Wherever the string "JSON" appears, copy the whole line.

[begin Data shown]

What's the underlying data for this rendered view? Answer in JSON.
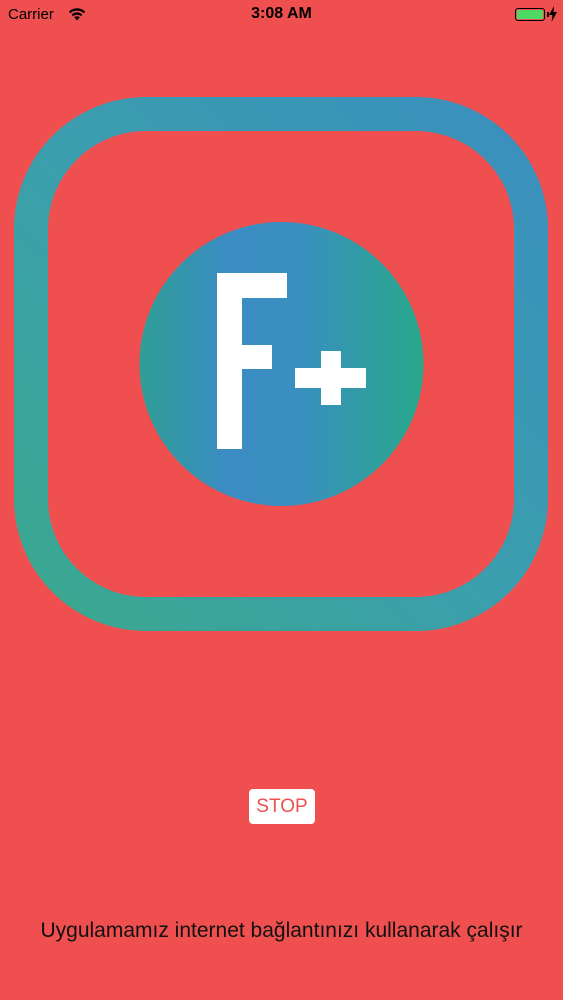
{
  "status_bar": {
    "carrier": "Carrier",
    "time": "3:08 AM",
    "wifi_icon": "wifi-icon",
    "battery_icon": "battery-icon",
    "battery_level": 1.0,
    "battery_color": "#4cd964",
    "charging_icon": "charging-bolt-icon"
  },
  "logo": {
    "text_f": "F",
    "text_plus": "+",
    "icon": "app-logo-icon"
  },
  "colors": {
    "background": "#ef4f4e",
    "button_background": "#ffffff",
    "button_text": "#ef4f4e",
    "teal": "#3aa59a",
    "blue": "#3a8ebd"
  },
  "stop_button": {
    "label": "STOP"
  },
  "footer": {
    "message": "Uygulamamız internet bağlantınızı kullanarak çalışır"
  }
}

[end Data shown]
[begin Data shown]

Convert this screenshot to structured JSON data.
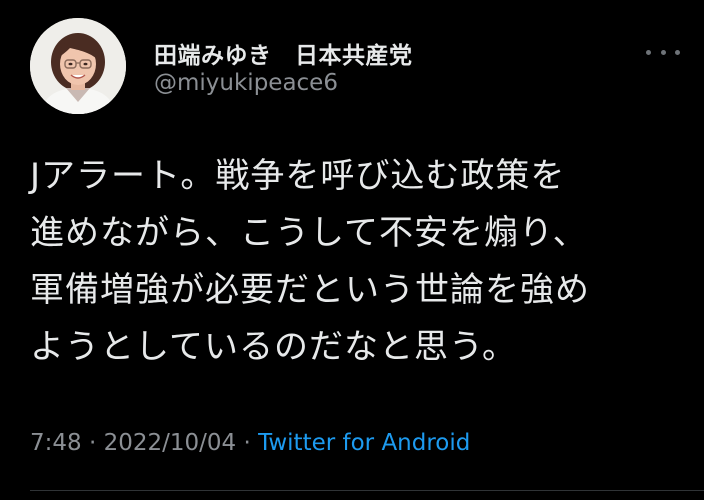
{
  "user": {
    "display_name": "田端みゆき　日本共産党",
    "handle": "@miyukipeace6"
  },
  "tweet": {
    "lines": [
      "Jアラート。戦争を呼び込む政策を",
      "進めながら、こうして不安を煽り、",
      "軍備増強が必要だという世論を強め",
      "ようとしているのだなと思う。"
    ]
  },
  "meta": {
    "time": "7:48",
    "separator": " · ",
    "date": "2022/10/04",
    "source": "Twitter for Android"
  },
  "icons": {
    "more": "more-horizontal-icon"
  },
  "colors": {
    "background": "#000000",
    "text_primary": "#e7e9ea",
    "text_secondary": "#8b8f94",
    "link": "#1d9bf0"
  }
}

[end Data shown]

Exercise answer:
What's the underlying data for this rendered view? Answer in JSON.
Convert this screenshot to structured JSON data.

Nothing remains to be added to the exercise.